» À faire:
(a) Pour chaque affirmation ci-après, indiquez par oui ou par non si elle concorde avec le texte sur la cathédrale Notre-Dame de Paris, en citant textuellement les mots qui permettent de trancher : (i) le conseil des ministres s’est réuni le 17 avril ; (ii) le texte préconise une reconstruction plutôt qu’une réhabilitation de la cathédrale ; (iii) Total a apporté 200 millions d’euros au financement.
(b) Prolongez le texte sur la cathédrale Notre-Dame de Paris à partir de sa dernière phrase.

» Texte à lire:
Un général pour superviser les travaux de la cathédrale Notre-Dame de Paris

Fleuron du patrimoine historique, la cathédrale Notre-Dame de Paris voit les travaux de « reconstruction » passer sous la coupe d’un général. Une logique nationale-catholique choisie par Emmanuel Macron en phase avec son soutien à la chasse à courre.

On ne peut pas reconstruire une œuvre médiévale et ce qu’il faudrait, c’est une réhabilitation de la cathédrale Notre-Dame de Paris, pas une « reconstruction ». Cependant, le catholicisme et la bourgeoisie veulent une continuité du statu quo social, culturel, idéologique. Il faudrait faire comme si rien ne s’était passé, pour prouver que rien ne peut se passer.

Cela a été le sens de la réunion du conseil des ministres le 17 avril avec la mairie de Paris, les architectes des bâtiments de France et les responsables des monuments nationaux. C’est le sens de l’appui des grands monopoles au financement (LVMH et la famille Arnault 200 millions d’euros, les Bettencourt et L’Oréal 200 millions d’euros, la a famille Pinault 100 millions d’euros, Total 100 millions d’euros, Bouygues 10 millions d’euros, Marc Ladreit de Lacharrière 10 millions d’euros, etc.)

» Données fournies:

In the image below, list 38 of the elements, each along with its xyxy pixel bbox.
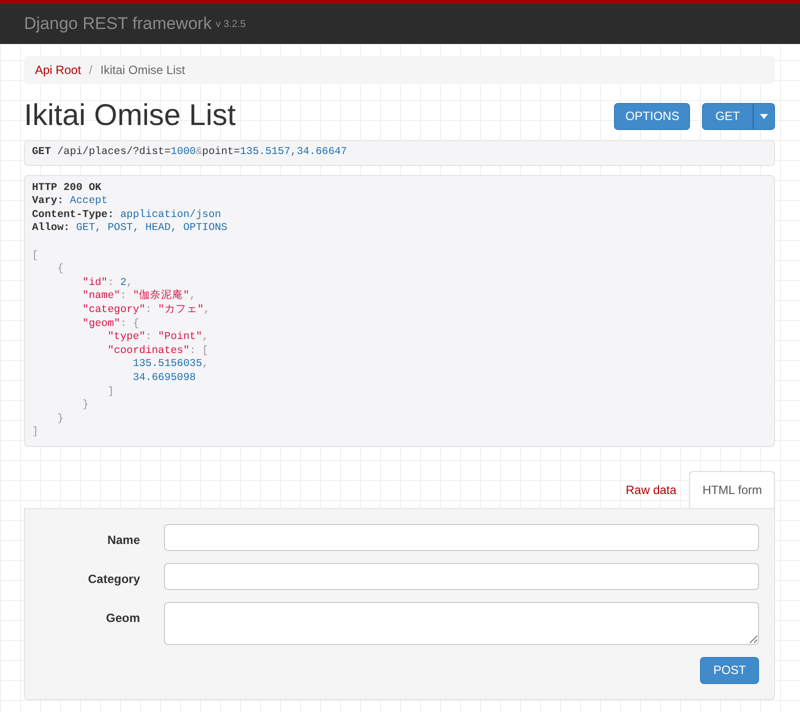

» Réponses attendues:
(a)
(i) Oui : « la réunion du conseil des ministres le 17 avril »
(ii) Non : « ce qu’il faudrait, c’est une réhabilitation de la cathédrale Notre-Dame de Paris, pas une « reconstruction » »
(iii) Non : « Total 100 millions d’euros »

(b)
C’est le sens de la nomination par le conseil des ministres de Jean-Louis Georgelin à la tête de la supervision des travaux de reconstruction. On est là au cœur de la réaction, puisqu’il s’agit d’un général d’armée cinq étoiles qui a occupé les fonctions de chef d’État-Major des armées de 2006 à 2010.

Il est également Grand-croix de la Légion d’honneur, Grand-croix de l’ordre national du Mérite, Commandeur de l’ordre des Palmes académiques, Commandeur de l’ordre des Arts et des Lettres, Médaille commémorative française avec agrafe « Ex-Yougoslavie », Médaille de l’OTAN pour l’ex-Yougoslavie, Grand officier de l’ordre de Saint-Charles de Monaco, Commandeur de la Legion of Merit USA, Commandeur de l’ordre de l’Empire britannique, Commandeur de l’ordre du Mérite de la République fédérale d’Allemagne, Grand officier de l’ordre Abdul Aziz de l’Arabie Saoudite…

Commandeur de l’ordre du mérite de Centrafrique, Commandeur de l’ordre du mérite du Bénin, Commandeur de l’ordre national du Mali, Commandeur de l’ordre national du Niger, Commandeur de l’ordre national du Tchad, Commandeur de l’ordre du mérite de Pologne, Bande de l’Ordre de l’aigle aztèque du Mexique, etc.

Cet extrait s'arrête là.